**Data lines**
>> Begin

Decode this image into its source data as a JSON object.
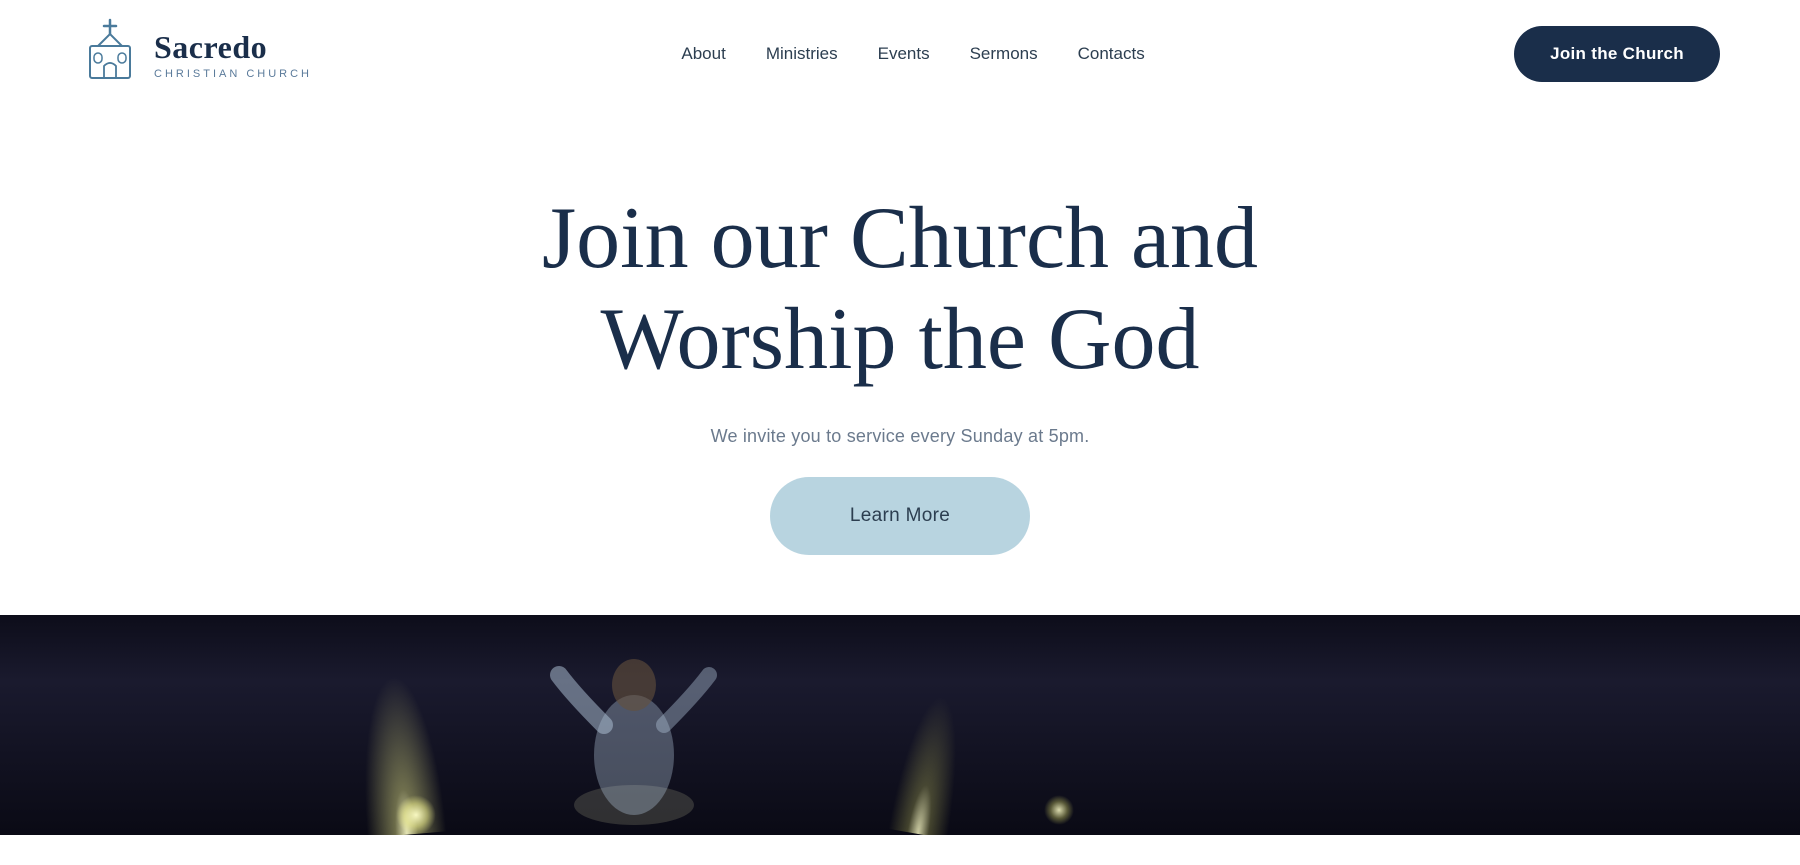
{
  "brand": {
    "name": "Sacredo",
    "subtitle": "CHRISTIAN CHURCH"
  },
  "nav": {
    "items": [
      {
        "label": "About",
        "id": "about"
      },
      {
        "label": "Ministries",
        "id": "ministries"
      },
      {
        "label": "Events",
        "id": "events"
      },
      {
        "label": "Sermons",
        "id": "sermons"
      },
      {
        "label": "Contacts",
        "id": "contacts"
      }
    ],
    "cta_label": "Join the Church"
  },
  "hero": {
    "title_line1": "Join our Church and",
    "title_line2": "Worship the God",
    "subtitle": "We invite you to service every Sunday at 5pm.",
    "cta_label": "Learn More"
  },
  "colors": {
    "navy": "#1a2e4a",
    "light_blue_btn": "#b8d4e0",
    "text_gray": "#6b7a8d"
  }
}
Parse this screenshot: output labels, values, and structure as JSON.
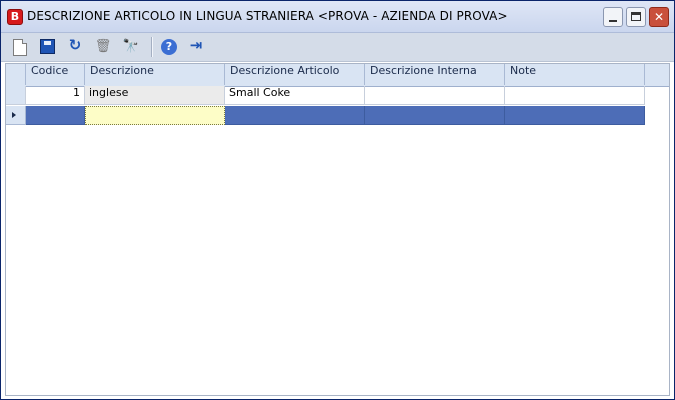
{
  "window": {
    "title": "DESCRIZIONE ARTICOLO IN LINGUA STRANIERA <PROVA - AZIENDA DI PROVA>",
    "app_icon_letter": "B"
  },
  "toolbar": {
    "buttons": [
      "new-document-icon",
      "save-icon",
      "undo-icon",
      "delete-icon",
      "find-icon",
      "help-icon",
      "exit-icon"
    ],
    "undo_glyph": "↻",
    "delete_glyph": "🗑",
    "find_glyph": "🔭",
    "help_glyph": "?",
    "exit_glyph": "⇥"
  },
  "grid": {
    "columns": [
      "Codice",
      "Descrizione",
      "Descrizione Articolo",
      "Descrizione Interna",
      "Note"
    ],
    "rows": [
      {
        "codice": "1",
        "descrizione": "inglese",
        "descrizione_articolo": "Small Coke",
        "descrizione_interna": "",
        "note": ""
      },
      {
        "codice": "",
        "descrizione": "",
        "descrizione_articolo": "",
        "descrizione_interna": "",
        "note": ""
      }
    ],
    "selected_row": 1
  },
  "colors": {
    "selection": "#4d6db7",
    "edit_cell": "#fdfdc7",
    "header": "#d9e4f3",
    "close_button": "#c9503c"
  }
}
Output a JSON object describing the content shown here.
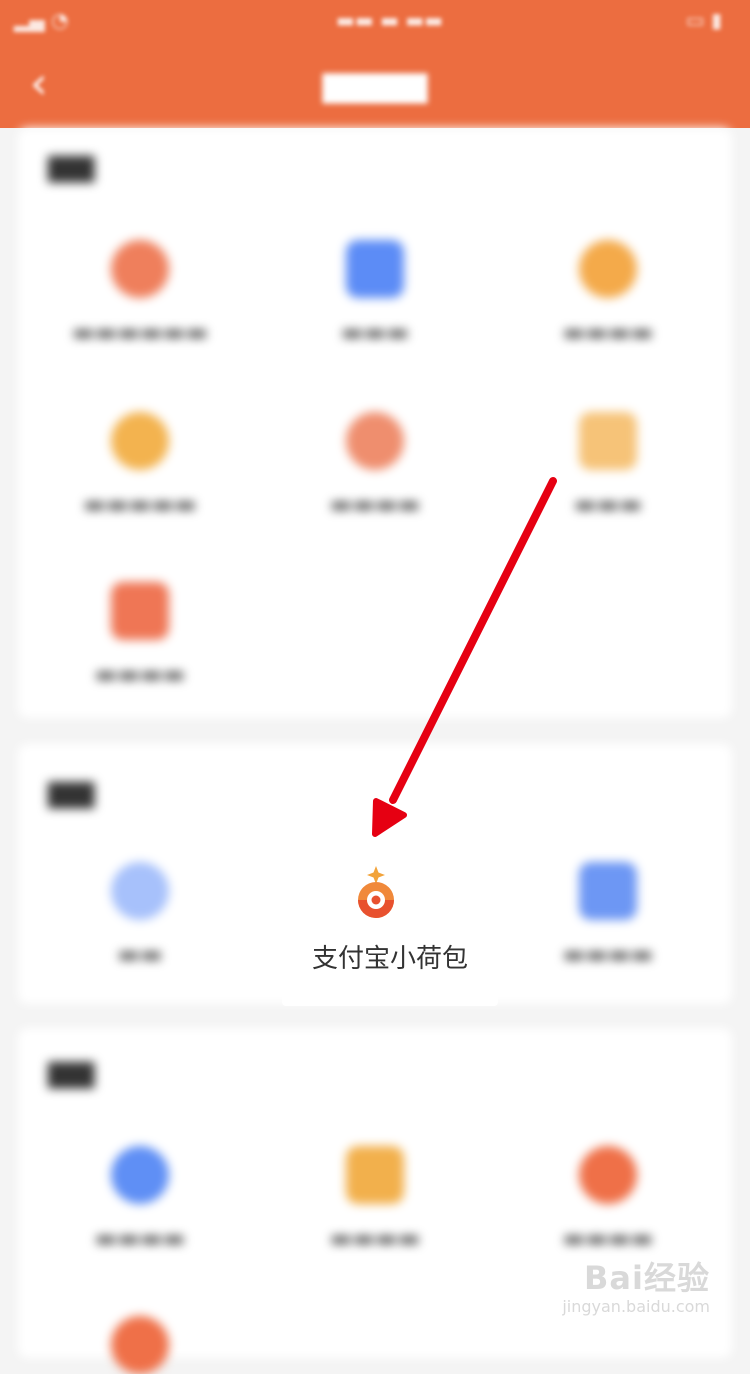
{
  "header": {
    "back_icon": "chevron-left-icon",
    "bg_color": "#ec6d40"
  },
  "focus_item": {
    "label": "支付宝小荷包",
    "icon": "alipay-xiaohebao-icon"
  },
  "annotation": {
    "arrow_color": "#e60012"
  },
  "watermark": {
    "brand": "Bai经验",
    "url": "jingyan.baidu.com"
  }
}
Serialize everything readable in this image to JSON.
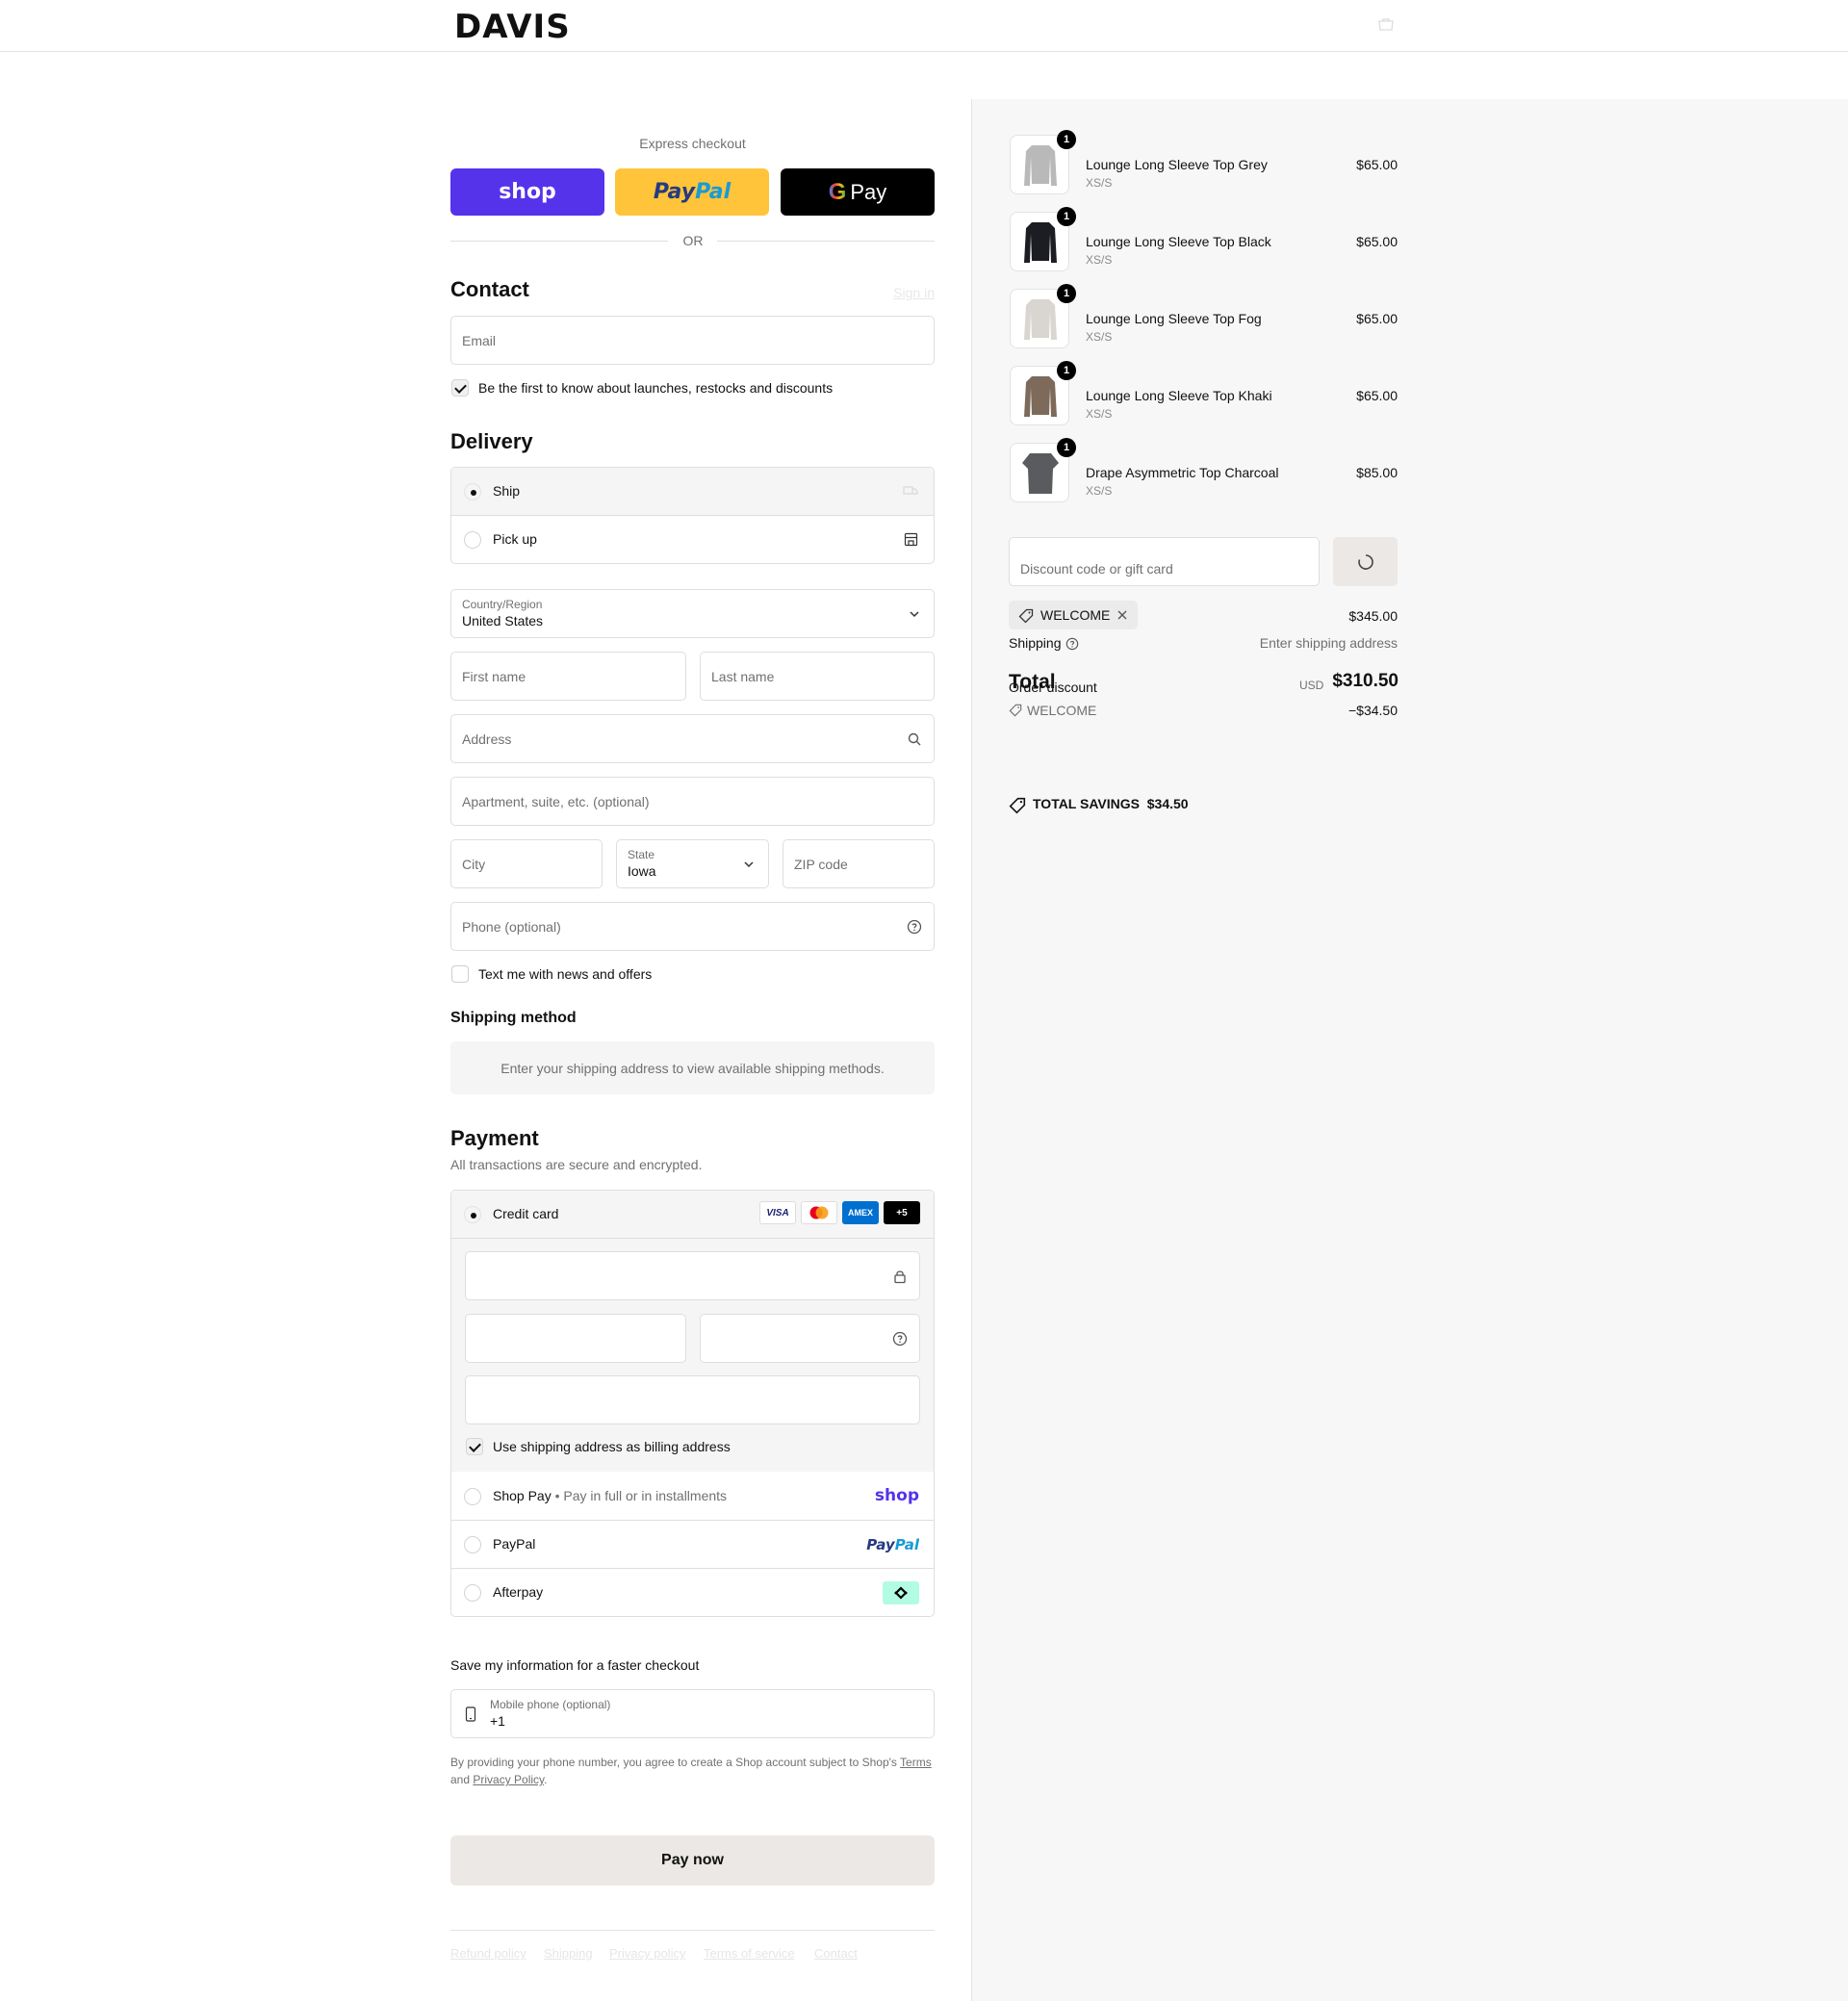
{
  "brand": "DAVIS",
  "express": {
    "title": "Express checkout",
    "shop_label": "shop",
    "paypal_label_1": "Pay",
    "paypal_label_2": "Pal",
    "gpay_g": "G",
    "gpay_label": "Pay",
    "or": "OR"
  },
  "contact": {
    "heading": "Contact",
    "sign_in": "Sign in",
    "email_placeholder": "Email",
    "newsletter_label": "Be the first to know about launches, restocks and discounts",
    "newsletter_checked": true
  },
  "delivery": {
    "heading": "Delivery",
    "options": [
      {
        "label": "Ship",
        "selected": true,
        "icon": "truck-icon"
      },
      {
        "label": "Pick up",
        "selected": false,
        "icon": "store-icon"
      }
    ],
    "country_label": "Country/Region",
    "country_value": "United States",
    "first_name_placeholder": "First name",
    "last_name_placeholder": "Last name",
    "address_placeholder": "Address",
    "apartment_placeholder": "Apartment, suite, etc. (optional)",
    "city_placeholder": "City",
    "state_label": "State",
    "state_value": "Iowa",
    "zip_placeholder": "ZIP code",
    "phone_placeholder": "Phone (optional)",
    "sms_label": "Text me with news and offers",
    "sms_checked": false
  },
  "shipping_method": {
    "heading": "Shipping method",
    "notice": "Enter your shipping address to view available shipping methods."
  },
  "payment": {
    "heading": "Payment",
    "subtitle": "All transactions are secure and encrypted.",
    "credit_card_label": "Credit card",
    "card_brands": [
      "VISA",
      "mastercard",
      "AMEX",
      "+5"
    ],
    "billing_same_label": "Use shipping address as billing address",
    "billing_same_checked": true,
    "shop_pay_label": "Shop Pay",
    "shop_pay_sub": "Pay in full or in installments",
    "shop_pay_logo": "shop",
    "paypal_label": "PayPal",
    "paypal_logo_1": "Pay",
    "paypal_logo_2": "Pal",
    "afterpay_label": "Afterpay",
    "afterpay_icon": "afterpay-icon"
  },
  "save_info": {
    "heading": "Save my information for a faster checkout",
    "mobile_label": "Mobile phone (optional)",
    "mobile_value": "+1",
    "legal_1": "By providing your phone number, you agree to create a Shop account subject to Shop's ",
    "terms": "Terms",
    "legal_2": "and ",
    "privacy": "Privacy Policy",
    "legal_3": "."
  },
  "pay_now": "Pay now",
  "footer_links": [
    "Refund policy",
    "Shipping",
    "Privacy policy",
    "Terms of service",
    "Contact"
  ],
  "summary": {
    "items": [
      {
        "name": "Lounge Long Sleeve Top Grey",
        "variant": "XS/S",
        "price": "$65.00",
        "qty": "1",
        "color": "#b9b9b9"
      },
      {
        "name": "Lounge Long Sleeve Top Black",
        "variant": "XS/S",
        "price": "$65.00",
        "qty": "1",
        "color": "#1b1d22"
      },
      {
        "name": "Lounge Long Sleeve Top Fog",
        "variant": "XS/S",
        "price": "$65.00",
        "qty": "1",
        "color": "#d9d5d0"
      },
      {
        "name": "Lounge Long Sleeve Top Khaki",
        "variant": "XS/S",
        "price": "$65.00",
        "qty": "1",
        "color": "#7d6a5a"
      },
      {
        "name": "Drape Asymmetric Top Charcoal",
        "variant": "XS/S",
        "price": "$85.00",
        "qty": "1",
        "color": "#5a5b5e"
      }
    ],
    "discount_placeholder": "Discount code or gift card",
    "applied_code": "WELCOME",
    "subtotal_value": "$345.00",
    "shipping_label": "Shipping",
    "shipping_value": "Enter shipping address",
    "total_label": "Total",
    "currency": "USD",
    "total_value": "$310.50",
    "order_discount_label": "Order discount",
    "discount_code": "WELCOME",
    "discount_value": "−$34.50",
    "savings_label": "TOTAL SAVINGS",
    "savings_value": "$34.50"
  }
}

>> End

**What you need to do**
Search the data for "Enter". Copy every matching line.

**Response to this task**
    "notice": "Enter your shipping address to view available shipping methods."
    "shipping_value": "Enter shipping address",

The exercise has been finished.